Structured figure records
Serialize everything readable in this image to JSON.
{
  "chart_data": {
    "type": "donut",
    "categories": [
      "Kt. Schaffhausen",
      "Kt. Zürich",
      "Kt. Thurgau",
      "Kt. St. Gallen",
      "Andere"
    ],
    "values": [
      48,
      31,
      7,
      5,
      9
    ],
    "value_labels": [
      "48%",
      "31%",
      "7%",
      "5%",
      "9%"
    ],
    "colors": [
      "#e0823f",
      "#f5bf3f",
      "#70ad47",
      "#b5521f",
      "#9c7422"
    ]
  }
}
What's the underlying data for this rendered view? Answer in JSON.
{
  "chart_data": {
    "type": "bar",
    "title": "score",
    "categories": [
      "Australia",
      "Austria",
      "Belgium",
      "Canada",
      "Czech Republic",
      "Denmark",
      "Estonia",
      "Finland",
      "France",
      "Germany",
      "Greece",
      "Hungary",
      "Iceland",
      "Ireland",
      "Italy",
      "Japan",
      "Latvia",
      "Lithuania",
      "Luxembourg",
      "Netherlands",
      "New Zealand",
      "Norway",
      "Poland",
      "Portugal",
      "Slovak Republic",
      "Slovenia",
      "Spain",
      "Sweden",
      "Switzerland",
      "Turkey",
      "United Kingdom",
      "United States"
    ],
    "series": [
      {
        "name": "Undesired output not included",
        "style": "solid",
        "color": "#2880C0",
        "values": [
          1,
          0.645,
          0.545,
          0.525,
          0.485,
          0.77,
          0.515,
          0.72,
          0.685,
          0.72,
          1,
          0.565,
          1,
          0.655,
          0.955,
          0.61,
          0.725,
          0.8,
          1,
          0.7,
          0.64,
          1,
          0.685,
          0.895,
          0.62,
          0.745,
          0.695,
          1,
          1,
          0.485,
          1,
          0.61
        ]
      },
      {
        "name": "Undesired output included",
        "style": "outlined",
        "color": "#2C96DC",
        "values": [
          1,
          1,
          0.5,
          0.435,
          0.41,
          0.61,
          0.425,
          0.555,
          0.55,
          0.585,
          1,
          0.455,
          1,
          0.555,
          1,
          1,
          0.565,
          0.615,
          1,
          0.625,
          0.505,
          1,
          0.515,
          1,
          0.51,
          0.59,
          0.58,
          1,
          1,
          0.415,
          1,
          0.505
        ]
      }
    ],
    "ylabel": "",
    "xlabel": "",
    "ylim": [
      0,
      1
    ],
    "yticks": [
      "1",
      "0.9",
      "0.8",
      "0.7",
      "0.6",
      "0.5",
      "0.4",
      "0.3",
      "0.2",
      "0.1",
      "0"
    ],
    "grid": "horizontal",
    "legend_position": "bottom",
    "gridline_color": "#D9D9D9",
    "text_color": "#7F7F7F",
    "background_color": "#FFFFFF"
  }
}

* **Task details**: Write down every line of the data above that includes the string "output".

* **Final answer**:
        "name": "Undesired output not included",
        "name": "Undesired output included",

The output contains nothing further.